Your task ▸ List the lines of this listing that hold the word "Model".

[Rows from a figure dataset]
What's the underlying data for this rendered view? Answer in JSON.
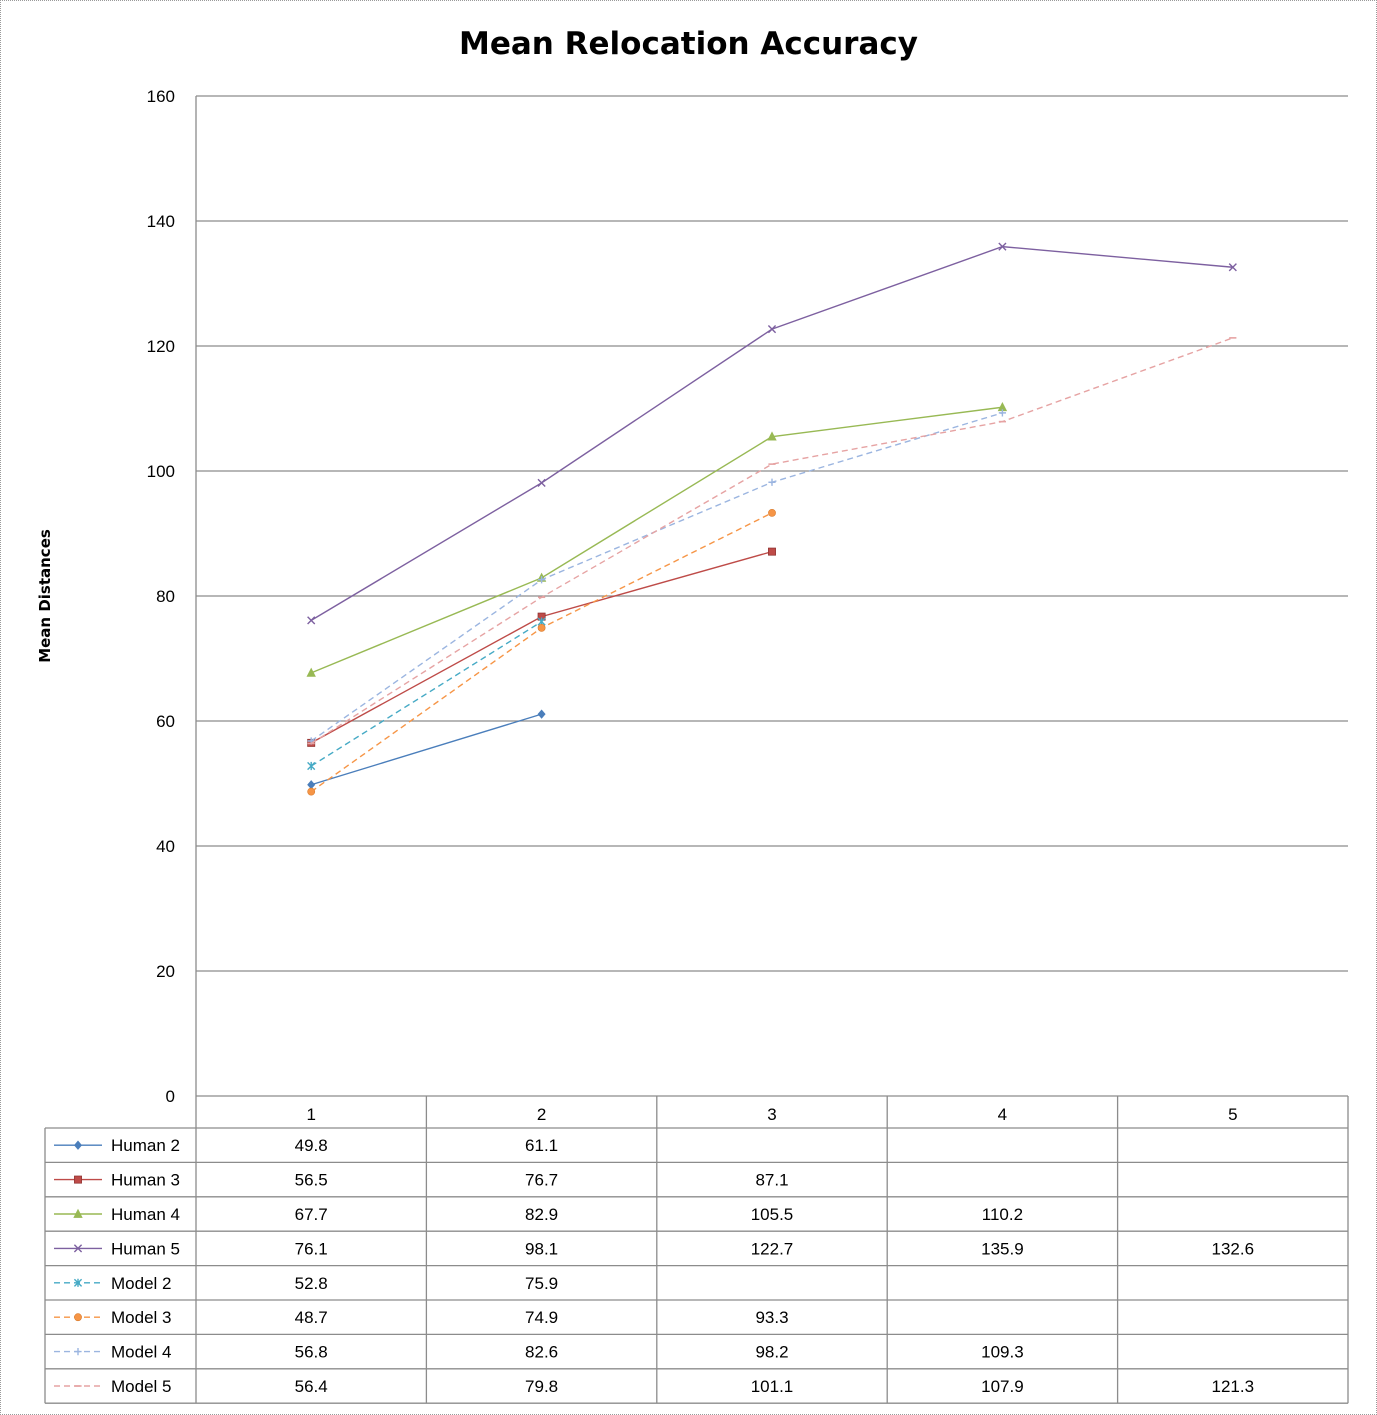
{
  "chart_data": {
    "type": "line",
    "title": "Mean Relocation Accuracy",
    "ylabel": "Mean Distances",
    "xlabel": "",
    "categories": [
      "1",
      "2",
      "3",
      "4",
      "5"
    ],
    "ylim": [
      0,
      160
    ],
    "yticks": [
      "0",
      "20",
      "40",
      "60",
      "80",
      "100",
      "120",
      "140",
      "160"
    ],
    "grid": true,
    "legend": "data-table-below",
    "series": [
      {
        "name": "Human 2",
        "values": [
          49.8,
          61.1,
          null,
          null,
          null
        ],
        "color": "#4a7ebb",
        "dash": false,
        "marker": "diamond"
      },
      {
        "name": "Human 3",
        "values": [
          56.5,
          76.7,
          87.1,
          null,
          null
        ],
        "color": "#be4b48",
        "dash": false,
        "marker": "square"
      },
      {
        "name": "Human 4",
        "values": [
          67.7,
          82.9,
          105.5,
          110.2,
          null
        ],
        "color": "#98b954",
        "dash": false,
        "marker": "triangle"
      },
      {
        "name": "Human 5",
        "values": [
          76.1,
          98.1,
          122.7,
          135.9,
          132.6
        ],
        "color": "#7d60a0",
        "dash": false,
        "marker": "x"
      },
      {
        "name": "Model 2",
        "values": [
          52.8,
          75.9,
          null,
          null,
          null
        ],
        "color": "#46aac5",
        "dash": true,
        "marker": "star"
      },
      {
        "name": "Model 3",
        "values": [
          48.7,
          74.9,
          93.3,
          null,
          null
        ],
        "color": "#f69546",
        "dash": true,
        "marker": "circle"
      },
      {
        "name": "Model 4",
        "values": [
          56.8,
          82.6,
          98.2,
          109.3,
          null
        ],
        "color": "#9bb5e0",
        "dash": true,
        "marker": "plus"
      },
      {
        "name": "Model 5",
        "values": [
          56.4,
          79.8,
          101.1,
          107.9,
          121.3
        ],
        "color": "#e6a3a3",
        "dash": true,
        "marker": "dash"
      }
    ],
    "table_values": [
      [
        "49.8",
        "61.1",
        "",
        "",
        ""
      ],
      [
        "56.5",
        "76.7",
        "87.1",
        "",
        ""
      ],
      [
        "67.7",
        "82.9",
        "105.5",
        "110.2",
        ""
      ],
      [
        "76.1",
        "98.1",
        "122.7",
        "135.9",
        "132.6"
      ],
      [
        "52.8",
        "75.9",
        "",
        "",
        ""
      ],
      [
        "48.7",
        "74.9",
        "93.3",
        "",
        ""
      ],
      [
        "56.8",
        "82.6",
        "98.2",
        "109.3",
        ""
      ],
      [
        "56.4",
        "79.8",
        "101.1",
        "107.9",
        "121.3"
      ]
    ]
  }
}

---

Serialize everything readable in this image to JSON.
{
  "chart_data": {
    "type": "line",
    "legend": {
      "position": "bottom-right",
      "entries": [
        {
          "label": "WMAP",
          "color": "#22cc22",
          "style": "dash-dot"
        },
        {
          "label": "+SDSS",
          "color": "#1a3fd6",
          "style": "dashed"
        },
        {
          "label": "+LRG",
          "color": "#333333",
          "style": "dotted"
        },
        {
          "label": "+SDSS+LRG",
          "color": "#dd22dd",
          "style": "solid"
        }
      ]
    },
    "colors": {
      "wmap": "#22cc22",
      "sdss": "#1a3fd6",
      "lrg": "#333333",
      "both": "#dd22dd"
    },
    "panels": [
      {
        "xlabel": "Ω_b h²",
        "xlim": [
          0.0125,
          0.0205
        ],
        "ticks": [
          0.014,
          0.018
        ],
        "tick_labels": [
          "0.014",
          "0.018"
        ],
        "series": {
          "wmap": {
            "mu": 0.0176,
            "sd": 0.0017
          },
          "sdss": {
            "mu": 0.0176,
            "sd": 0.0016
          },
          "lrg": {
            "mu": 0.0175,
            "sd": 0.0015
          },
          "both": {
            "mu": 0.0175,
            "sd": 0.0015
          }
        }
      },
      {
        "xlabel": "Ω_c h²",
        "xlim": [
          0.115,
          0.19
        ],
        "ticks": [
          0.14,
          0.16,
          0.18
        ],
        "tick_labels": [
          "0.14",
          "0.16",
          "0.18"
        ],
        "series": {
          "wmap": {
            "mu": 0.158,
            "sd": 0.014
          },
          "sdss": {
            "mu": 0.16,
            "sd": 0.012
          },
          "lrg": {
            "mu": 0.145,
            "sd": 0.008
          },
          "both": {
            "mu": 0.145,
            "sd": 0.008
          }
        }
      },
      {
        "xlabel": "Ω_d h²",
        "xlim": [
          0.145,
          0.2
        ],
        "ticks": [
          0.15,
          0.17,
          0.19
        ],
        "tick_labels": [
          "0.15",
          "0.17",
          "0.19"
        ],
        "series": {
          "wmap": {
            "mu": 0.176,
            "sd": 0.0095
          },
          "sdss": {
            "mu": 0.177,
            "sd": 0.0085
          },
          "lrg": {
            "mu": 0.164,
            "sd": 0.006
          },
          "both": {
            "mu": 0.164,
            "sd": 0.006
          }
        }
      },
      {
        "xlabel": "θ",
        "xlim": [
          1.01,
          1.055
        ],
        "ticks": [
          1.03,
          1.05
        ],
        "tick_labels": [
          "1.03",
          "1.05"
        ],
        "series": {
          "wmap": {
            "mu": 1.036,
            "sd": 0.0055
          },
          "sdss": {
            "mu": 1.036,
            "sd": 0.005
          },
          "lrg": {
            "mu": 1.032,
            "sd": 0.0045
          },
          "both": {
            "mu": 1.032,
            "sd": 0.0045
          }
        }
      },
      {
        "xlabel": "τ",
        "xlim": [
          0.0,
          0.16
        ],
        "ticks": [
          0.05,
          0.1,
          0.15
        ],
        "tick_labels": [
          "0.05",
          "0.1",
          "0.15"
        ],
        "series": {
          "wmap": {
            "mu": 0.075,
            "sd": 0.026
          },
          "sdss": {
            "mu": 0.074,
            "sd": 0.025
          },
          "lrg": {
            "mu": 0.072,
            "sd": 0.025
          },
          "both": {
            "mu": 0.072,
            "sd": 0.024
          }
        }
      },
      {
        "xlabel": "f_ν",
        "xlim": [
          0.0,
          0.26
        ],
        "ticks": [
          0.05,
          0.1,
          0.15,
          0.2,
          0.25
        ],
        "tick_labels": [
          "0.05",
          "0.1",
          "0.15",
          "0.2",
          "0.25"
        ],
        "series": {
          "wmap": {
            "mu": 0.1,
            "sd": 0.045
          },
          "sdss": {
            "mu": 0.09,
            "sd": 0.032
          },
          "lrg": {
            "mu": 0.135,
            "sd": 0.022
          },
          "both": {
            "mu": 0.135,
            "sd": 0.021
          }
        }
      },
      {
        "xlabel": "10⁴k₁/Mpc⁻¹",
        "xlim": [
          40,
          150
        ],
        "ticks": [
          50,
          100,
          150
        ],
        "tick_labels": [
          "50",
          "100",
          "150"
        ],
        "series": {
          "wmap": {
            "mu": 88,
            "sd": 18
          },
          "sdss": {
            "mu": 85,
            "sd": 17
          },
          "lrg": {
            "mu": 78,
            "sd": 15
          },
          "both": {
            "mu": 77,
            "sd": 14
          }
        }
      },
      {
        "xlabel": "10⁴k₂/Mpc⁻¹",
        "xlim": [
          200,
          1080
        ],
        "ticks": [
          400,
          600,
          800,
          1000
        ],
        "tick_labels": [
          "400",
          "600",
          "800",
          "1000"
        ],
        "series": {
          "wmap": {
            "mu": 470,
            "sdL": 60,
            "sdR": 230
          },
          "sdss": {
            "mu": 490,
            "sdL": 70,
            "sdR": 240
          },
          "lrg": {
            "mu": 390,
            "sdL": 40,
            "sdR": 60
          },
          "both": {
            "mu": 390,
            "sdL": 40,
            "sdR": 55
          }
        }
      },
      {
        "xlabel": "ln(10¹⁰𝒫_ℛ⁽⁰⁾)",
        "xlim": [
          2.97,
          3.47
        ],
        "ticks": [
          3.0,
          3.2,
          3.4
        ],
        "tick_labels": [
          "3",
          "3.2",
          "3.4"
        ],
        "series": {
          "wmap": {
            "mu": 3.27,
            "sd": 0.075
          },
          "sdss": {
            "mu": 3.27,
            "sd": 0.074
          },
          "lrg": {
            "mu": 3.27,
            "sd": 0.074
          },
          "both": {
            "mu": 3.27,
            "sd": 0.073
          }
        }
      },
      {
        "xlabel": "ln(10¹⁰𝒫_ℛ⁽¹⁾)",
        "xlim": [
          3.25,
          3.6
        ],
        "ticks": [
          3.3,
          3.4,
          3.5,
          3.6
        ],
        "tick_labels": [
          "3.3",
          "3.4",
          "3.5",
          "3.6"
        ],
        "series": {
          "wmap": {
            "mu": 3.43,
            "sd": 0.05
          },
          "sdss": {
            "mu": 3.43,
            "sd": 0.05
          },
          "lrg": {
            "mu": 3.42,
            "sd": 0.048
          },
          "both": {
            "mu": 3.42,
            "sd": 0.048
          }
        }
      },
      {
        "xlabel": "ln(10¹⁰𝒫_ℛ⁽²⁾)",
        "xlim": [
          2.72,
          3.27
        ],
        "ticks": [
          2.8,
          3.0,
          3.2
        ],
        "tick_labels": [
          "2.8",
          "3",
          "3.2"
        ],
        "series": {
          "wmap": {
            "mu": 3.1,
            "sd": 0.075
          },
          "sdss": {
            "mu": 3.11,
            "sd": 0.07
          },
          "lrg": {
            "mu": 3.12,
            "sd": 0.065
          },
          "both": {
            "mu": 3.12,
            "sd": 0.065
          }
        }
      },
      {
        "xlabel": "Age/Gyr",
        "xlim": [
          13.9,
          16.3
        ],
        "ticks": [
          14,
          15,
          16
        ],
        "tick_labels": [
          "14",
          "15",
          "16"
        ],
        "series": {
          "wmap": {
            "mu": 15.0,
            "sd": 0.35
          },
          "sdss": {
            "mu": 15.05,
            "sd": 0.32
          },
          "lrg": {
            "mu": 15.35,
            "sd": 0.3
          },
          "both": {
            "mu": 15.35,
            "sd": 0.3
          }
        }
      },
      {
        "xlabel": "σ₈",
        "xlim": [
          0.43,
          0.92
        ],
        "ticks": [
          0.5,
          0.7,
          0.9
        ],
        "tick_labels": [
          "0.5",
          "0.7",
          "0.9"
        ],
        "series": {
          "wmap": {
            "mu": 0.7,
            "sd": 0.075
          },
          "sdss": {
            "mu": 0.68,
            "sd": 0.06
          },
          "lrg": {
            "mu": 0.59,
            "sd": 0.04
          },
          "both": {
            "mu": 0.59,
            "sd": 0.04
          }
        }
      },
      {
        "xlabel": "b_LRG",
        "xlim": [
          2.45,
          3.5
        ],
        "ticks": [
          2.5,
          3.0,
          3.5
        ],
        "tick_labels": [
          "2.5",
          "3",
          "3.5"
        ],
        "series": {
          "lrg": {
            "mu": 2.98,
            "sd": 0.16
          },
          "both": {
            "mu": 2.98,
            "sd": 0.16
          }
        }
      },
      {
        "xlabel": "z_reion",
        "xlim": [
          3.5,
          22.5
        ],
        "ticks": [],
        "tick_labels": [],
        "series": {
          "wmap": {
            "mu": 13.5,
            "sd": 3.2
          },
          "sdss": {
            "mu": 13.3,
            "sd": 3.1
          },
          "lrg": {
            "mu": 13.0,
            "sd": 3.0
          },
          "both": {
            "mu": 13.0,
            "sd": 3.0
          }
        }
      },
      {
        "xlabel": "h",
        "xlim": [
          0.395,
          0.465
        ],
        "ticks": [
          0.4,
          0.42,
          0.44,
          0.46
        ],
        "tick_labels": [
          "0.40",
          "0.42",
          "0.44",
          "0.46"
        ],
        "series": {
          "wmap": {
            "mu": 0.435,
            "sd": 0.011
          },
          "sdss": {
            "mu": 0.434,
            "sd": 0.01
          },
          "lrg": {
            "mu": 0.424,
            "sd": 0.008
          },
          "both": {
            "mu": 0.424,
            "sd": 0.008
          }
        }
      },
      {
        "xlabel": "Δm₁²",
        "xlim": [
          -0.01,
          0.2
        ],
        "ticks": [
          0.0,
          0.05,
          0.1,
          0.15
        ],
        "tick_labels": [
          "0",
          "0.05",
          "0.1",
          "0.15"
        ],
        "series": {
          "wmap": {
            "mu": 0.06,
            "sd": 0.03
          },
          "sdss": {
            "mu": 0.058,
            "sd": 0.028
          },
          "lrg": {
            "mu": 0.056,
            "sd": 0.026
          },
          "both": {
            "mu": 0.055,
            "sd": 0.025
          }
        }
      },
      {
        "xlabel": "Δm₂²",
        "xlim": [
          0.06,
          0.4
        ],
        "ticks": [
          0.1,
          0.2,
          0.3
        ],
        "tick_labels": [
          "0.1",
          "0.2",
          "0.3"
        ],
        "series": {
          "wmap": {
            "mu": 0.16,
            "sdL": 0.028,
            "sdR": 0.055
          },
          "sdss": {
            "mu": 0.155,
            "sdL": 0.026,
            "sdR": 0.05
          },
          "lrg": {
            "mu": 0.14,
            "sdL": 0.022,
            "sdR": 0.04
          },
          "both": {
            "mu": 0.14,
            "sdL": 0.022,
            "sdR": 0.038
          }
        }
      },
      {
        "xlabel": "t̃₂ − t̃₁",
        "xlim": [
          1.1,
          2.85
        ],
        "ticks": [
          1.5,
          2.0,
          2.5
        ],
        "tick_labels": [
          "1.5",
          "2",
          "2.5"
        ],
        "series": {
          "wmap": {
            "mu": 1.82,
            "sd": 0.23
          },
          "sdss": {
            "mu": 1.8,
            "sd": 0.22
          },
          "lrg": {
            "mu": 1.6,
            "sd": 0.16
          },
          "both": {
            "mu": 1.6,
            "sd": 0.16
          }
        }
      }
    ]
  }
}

...

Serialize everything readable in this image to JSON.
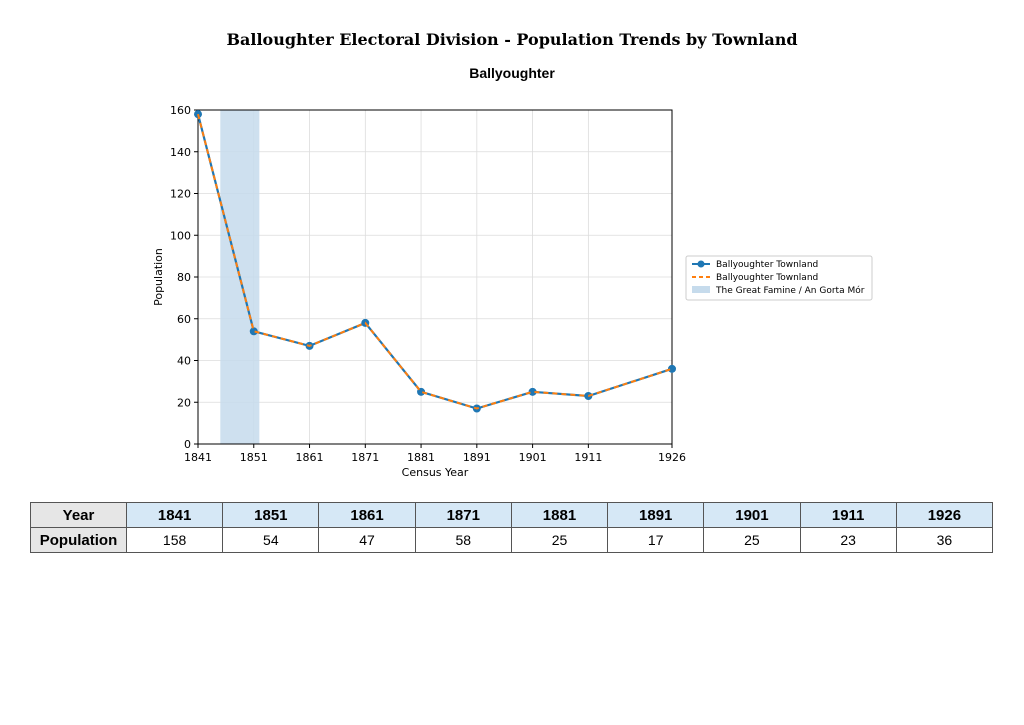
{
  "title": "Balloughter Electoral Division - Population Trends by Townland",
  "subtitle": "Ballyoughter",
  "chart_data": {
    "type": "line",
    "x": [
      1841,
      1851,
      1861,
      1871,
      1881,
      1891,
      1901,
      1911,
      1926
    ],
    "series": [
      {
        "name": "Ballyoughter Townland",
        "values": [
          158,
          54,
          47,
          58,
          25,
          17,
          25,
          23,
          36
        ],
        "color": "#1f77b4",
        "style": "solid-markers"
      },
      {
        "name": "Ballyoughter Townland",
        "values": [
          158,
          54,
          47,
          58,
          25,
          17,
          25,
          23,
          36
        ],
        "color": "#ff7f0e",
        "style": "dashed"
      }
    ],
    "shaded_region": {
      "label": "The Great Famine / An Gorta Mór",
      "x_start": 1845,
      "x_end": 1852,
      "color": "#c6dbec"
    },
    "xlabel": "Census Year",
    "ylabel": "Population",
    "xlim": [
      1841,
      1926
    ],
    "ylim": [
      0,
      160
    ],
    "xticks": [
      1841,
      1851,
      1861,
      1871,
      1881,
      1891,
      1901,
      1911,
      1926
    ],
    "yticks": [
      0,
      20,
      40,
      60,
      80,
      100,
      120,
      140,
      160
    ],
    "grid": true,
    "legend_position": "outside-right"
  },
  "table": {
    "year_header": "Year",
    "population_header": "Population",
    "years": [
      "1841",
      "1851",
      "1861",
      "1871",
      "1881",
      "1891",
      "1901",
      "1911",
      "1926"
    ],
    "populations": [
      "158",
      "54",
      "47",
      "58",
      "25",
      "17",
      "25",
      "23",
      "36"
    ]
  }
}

Final result ▸
        "name": "Model 2",
        "name": "Model 3",
        "name": "Model 4",
        "name": "Model 5",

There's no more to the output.